(Stored entries)
--------------------------------
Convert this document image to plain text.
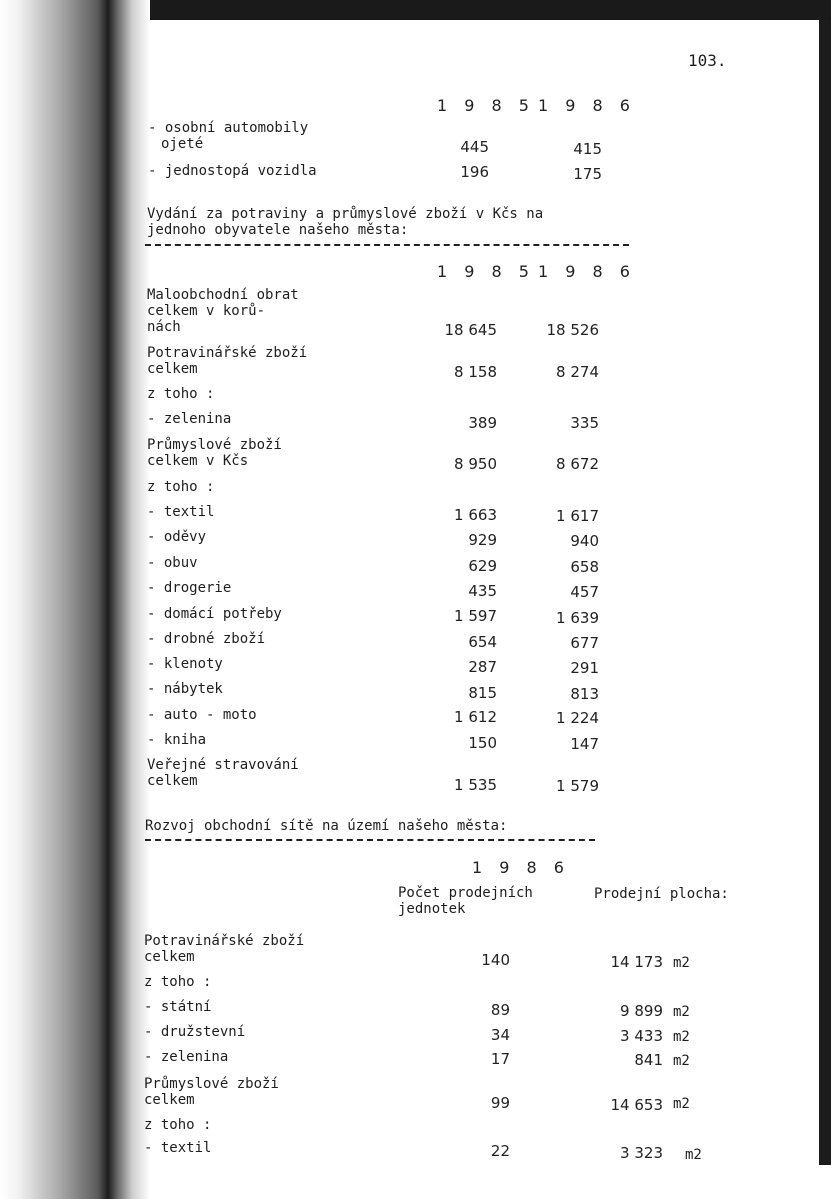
103.
1 9 8 5 1 9 8 6
- osobní automobily
ojeté	445	415
- jednostopá vozidla	196	175
Vydání za potraviny a průmyslové zboží v Kčs na
jednoho obyvatele našeho města:
1 9 8 5 1 9 8 6
Maloobchodní obrat
celkem v korů-
nách	18 645	18 526
Potravinářské zboží
celkem	8 158	8 274
z toho :
- zelenina	389	335
Průmyslové zboží
celkem v Kčs	8 950	8 672
z toho :
- textil	1 663	1 617
- oděvy	929	940
- obuv	629	658
- drogerie	435	457
- domácí potřeby	1 597	1 639
- drobné zboží	654	677
- klenoty	287	291
- nábytek	815	813
- auto - moto	1 612	1 224
- kniha	150	147
Veřejné stravování
celkem	1 535	1 579
Rozvoj obchodní sítě na území našeho města:
1 9 8 6
Počet prodejních
jednotek
Prodejní plocha:
Potravinářské zboží
celkem	140	14 173 m2
z toho :
- státní	89	9 899 m2
- družstevní	34	3 433 m2
- zelenina	17	841 m2
Průmyslové zboží
celkem	99	14 653 m2
z toho :
- textil	22	3 323 m2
--------------------------------
→ Given problem
Repeat all the records above exactly, leaving out any pictures.

→ Right answer
Convert this document image to plain text.
103.
1 9 8 5 1 9 8 6
- osobní automobily
ojeté	445	415
- jednostopá vozidla	196	175
Vydání za potraviny a průmyslové zboží v Kčs na
jednoho obyvatele našeho města:
1 9 8 5 1 9 8 6
Maloobchodní obrat
celkem v korů-
nách	18 645	18 526
Potravinářské zboží
celkem	8 158	8 274
z toho :
- zelenina	389	335
Průmyslové zboží
celkem v Kčs	8 950	8 672
z toho :
- textil	1 663	1 617
- oděvy	929	940
- obuv	629	658
- drogerie	435	457
- domácí potřeby	1 597	1 639
- drobné zboží	654	677
- klenoty	287	291
- nábytek	815	813
- auto - moto	1 612	1 224
- kniha	150	147
Veřejné stravování
celkem	1 535	1 579
Rozvoj obchodní sítě na území našeho města:
1 9 8 6
Počet prodejních
jednotek
Prodejní plocha:
Potravinářské zboží
celkem	140	14 173 m2
z toho :
- státní	89	9 899 m2
- družstevní	34	3 433 m2
- zelenina	17	841 m2
Průmyslové zboží
celkem	99	14 653 m2
z toho :
- textil	22	3 323 m2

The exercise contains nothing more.